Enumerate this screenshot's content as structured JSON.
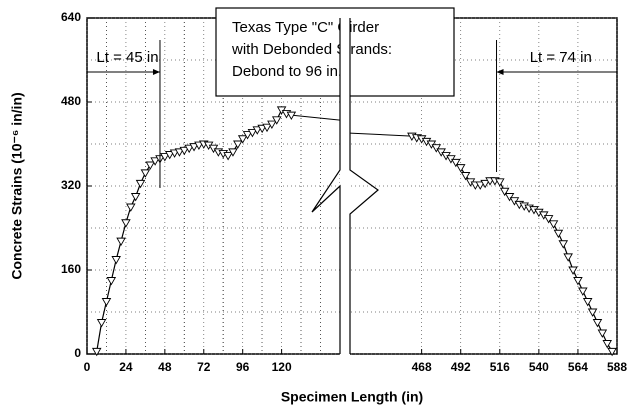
{
  "chart_data": {
    "type": "line",
    "title": [
      "Texas Type \"C\" Girder",
      "with Debonded Strands:",
      "Debond  to  96 in."
    ],
    "x_label": "Specimen Length (in)",
    "y_label": "Concrete Strains (10⁻⁶ in/in)",
    "ylim": [
      0,
      640
    ],
    "yticks": [
      0,
      160,
      320,
      480,
      640
    ],
    "grid": true,
    "color": "#000000",
    "panels": [
      {
        "xlim": [
          0,
          156
        ],
        "xticks": [
          0,
          24,
          48,
          72,
          96,
          120
        ],
        "series": [
          {
            "x": [
              6,
              9,
              12,
              15,
              18,
              21,
              24,
              27,
              30,
              33,
              36,
              39,
              42,
              45,
              48,
              51,
              54,
              57,
              60,
              63,
              66,
              69,
              72,
              75,
              78,
              81,
              84,
              87,
              90,
              93,
              96,
              99,
              102,
              105,
              108,
              111,
              114,
              117,
              120,
              123,
              126
            ],
            "values": [
              5,
              60,
              100,
              140,
              180,
              215,
              250,
              280,
              300,
              325,
              345,
              360,
              368,
              372,
              376,
              380,
              383,
              385,
              388,
              392,
              395,
              398,
              400,
              398,
              392,
              385,
              382,
              378,
              385,
              400,
              410,
              418,
              422,
              427,
              430,
              432,
              438,
              446,
              465,
              458,
              455
            ]
          }
        ]
      },
      {
        "xlim": [
          424,
          588
        ],
        "xticks": [
          468,
          492,
          516,
          540,
          564,
          588
        ],
        "series": [
          {
            "x": [
              462,
              465,
              468,
              471,
              474,
              477,
              480,
              483,
              486,
              489,
              492,
              495,
              498,
              501,
              504,
              507,
              510,
              513,
              516,
              519,
              522,
              525,
              528,
              531,
              534,
              537,
              540,
              543,
              546,
              549,
              552,
              555,
              558,
              561,
              564,
              567,
              570,
              573,
              576,
              579,
              582,
              585
            ],
            "values": [
              415,
              412,
              410,
              405,
              400,
              393,
              385,
              378,
              372,
              365,
              355,
              340,
              328,
              322,
              322,
              325,
              330,
              330,
              328,
              310,
              300,
              292,
              285,
              282,
              278,
              275,
              270,
              265,
              258,
              248,
              230,
              210,
              185,
              160,
              140,
              120,
              100,
              80,
              60,
              40,
              20,
              5
            ]
          }
        ]
      }
    ],
    "annotations": [
      {
        "text": "Lt = 45 in",
        "value": 45
      },
      {
        "text": "Lt = 74 in",
        "value": 74
      }
    ]
  }
}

• • •

- Problem statement
Transcribe the records verbatim and omit the images.

- Result for this task
Enumerate this screenshot's content as structured JSON.
{
  "chart_data": {
    "type": "line",
    "title": [
      "Texas Type \"C\" Girder",
      "with Debonded Strands:",
      "Debond  to  96 in."
    ],
    "x_label": "Specimen Length (in)",
    "y_label": "Concrete Strains (10⁻⁶ in/in)",
    "ylim": [
      0,
      640
    ],
    "yticks": [
      0,
      160,
      320,
      480,
      640
    ],
    "grid": true,
    "color": "#000000",
    "panels": [
      {
        "xlim": [
          0,
          156
        ],
        "xticks": [
          0,
          24,
          48,
          72,
          96,
          120
        ],
        "series": [
          {
            "x": [
              6,
              9,
              12,
              15,
              18,
              21,
              24,
              27,
              30,
              33,
              36,
              39,
              42,
              45,
              48,
              51,
              54,
              57,
              60,
              63,
              66,
              69,
              72,
              75,
              78,
              81,
              84,
              87,
              90,
              93,
              96,
              99,
              102,
              105,
              108,
              111,
              114,
              117,
              120,
              123,
              126
            ],
            "values": [
              5,
              60,
              100,
              140,
              180,
              215,
              250,
              280,
              300,
              325,
              345,
              360,
              368,
              372,
              376,
              380,
              383,
              385,
              388,
              392,
              395,
              398,
              400,
              398,
              392,
              385,
              382,
              378,
              385,
              400,
              410,
              418,
              422,
              427,
              430,
              432,
              438,
              446,
              465,
              458,
              455
            ]
          }
        ]
      },
      {
        "xlim": [
          424,
          588
        ],
        "xticks": [
          468,
          492,
          516,
          540,
          564,
          588
        ],
        "series": [
          {
            "x": [
              462,
              465,
              468,
              471,
              474,
              477,
              480,
              483,
              486,
              489,
              492,
              495,
              498,
              501,
              504,
              507,
              510,
              513,
              516,
              519,
              522,
              525,
              528,
              531,
              534,
              537,
              540,
              543,
              546,
              549,
              552,
              555,
              558,
              561,
              564,
              567,
              570,
              573,
              576,
              579,
              582,
              585
            ],
            "values": [
              415,
              412,
              410,
              405,
              400,
              393,
              385,
              378,
              372,
              365,
              355,
              340,
              328,
              322,
              322,
              325,
              330,
              330,
              328,
              310,
              300,
              292,
              285,
              282,
              278,
              275,
              270,
              265,
              258,
              248,
              230,
              210,
              185,
              160,
              140,
              120,
              100,
              80,
              60,
              40,
              20,
              5
            ]
          }
        ]
      }
    ],
    "annotations": [
      {
        "text": "Lt = 45 in",
        "value": 45
      },
      {
        "text": "Lt = 74 in",
        "value": 74
      }
    ]
  }
}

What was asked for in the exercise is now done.